GIVEN REQUEST
Take every line from the listing below that contains "content".

ITEMS
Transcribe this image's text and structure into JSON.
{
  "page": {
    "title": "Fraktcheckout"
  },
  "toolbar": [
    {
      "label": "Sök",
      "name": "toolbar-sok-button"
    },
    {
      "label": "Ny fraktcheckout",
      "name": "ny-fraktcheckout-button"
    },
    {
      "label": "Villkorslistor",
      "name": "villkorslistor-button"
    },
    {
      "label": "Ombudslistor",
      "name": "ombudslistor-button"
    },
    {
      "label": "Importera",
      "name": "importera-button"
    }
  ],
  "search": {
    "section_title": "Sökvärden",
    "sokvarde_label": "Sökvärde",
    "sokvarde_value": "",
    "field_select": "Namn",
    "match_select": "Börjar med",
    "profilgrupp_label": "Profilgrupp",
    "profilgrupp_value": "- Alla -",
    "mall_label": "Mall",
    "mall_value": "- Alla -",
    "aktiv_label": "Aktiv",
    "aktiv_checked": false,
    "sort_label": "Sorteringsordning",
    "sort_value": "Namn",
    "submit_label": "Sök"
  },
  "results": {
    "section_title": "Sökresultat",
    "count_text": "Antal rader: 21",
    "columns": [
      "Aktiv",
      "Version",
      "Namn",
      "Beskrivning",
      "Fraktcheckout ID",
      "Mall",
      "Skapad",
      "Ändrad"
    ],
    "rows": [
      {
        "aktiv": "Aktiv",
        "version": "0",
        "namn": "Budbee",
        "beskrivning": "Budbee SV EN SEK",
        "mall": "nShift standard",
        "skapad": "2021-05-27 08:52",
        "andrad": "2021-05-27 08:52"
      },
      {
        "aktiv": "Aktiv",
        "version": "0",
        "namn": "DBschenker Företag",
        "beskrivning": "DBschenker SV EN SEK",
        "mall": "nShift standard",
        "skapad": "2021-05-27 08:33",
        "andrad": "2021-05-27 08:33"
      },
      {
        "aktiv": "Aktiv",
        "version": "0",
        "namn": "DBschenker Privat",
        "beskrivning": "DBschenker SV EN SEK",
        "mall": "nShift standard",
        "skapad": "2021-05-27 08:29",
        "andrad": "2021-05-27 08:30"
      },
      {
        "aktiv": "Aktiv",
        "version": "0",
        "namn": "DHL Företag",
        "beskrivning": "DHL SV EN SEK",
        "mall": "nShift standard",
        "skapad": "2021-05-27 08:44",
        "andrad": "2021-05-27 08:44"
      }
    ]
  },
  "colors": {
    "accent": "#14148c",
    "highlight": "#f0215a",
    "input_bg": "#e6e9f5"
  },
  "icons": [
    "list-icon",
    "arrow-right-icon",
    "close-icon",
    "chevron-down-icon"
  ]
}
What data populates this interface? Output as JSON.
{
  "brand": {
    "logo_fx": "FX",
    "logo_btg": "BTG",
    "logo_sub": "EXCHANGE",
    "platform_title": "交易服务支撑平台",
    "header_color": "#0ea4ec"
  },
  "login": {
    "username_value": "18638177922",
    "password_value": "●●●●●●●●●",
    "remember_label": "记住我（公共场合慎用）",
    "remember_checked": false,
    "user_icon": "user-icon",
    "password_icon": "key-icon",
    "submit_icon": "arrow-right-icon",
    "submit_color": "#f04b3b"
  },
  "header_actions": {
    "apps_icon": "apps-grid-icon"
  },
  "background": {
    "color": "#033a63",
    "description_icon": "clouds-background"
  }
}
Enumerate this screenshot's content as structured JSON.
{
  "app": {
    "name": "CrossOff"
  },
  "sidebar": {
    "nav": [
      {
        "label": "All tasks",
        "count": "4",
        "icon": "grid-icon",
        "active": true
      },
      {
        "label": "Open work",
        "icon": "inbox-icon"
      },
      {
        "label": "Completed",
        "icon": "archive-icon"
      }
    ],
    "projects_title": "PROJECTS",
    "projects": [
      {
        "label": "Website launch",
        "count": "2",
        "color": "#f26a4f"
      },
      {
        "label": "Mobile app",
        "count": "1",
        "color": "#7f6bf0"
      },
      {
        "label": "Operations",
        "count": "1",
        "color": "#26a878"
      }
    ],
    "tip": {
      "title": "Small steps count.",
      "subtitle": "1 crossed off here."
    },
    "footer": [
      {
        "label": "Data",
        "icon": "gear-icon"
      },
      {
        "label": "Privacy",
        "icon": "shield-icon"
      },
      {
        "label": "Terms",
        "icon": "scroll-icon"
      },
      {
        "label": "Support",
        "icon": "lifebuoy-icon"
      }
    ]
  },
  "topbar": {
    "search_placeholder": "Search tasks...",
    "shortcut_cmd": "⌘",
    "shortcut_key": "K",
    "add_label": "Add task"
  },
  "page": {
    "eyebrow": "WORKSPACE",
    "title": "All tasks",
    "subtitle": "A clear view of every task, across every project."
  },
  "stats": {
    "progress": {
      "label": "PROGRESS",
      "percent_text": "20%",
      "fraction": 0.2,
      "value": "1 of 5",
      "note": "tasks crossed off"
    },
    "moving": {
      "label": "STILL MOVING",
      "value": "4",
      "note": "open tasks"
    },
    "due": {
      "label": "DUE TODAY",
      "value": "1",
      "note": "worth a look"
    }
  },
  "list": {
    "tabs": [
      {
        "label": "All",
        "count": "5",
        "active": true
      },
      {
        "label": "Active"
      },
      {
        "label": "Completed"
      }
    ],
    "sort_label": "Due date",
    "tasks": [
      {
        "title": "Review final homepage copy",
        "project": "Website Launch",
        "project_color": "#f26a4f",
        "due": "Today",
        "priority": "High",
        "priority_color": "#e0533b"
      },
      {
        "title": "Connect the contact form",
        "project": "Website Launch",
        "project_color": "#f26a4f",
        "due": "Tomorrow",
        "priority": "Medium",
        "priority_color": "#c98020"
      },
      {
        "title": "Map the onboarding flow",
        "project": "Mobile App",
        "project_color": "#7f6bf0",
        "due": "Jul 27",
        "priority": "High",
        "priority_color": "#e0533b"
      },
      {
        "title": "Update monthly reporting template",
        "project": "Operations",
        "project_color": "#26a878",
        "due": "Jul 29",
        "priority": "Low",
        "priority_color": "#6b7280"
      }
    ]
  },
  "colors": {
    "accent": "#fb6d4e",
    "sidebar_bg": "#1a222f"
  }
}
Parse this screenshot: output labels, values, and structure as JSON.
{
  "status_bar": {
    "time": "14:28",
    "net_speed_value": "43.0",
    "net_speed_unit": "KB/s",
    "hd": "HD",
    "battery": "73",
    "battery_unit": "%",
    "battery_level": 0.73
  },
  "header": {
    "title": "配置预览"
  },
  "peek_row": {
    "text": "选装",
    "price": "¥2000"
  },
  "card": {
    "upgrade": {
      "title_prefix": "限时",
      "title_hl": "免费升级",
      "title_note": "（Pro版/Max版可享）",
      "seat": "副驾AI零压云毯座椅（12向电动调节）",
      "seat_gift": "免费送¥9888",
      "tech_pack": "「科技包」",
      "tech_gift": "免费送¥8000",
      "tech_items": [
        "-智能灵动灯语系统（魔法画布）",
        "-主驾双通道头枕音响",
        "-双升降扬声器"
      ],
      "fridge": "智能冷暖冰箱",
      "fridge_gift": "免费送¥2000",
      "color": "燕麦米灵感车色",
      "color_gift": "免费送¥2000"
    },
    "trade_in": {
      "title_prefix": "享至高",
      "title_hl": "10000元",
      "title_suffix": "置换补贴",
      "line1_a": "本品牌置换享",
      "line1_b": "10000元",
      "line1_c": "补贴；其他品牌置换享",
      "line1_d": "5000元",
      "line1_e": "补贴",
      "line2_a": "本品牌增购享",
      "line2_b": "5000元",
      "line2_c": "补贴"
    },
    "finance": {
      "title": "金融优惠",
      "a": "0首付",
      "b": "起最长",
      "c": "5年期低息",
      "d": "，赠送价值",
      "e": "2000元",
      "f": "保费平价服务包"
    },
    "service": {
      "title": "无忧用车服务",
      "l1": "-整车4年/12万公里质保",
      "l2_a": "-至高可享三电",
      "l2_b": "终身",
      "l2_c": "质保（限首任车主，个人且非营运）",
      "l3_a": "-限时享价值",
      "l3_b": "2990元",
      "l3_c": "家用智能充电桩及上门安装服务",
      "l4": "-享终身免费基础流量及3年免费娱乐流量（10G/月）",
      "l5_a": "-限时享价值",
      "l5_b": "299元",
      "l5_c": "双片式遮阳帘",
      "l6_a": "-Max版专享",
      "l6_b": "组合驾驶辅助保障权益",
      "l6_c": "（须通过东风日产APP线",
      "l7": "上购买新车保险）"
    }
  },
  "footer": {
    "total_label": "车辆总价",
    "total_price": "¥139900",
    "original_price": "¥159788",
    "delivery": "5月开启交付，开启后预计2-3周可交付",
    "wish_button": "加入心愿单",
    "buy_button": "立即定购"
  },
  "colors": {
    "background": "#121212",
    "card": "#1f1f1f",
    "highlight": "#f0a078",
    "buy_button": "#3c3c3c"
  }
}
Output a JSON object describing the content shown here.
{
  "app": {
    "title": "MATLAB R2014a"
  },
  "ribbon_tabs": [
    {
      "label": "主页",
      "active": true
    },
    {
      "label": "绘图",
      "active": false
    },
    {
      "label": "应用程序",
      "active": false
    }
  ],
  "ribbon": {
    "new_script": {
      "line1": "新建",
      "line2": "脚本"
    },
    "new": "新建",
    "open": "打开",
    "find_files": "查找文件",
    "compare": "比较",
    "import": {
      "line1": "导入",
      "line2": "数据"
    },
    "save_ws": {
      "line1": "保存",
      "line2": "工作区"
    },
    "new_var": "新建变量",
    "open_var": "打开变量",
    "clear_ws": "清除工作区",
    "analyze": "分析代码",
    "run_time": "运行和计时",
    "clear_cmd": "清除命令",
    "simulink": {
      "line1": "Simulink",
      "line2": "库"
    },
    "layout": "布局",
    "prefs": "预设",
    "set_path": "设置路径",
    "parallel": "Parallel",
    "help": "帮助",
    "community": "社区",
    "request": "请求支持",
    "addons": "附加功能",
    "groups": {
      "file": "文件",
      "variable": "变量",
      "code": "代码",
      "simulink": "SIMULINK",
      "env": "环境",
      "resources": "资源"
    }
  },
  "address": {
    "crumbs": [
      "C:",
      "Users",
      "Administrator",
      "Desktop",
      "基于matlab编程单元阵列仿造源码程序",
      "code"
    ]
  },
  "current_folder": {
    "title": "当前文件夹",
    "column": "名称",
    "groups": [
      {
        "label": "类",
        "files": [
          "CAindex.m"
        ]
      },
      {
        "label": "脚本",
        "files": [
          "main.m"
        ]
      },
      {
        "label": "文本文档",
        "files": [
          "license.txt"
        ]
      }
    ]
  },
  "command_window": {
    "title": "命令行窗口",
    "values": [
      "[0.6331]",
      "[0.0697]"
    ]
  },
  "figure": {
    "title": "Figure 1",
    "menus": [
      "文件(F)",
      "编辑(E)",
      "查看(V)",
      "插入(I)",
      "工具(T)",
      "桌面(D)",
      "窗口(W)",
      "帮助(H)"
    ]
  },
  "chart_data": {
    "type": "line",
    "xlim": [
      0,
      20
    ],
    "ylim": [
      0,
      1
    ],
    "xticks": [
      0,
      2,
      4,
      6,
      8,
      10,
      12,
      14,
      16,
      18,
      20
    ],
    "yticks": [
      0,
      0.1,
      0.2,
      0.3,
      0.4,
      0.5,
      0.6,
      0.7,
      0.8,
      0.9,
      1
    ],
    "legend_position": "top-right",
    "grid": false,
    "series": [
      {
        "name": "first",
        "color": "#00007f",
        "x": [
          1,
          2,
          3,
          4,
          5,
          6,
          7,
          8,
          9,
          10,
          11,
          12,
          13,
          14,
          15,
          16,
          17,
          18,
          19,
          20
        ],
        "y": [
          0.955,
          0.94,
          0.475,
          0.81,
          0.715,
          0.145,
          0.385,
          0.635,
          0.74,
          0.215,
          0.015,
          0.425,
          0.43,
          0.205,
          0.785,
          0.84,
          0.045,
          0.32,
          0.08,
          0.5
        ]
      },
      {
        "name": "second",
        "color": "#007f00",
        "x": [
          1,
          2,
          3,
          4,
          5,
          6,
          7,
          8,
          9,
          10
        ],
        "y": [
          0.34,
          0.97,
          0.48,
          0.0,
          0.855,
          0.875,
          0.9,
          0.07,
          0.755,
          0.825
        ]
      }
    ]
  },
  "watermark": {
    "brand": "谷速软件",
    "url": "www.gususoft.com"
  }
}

EXERCISE ANSWER
Enumerate this screenshot's content as structured JSON.
Output a JSON object describing the content shown here.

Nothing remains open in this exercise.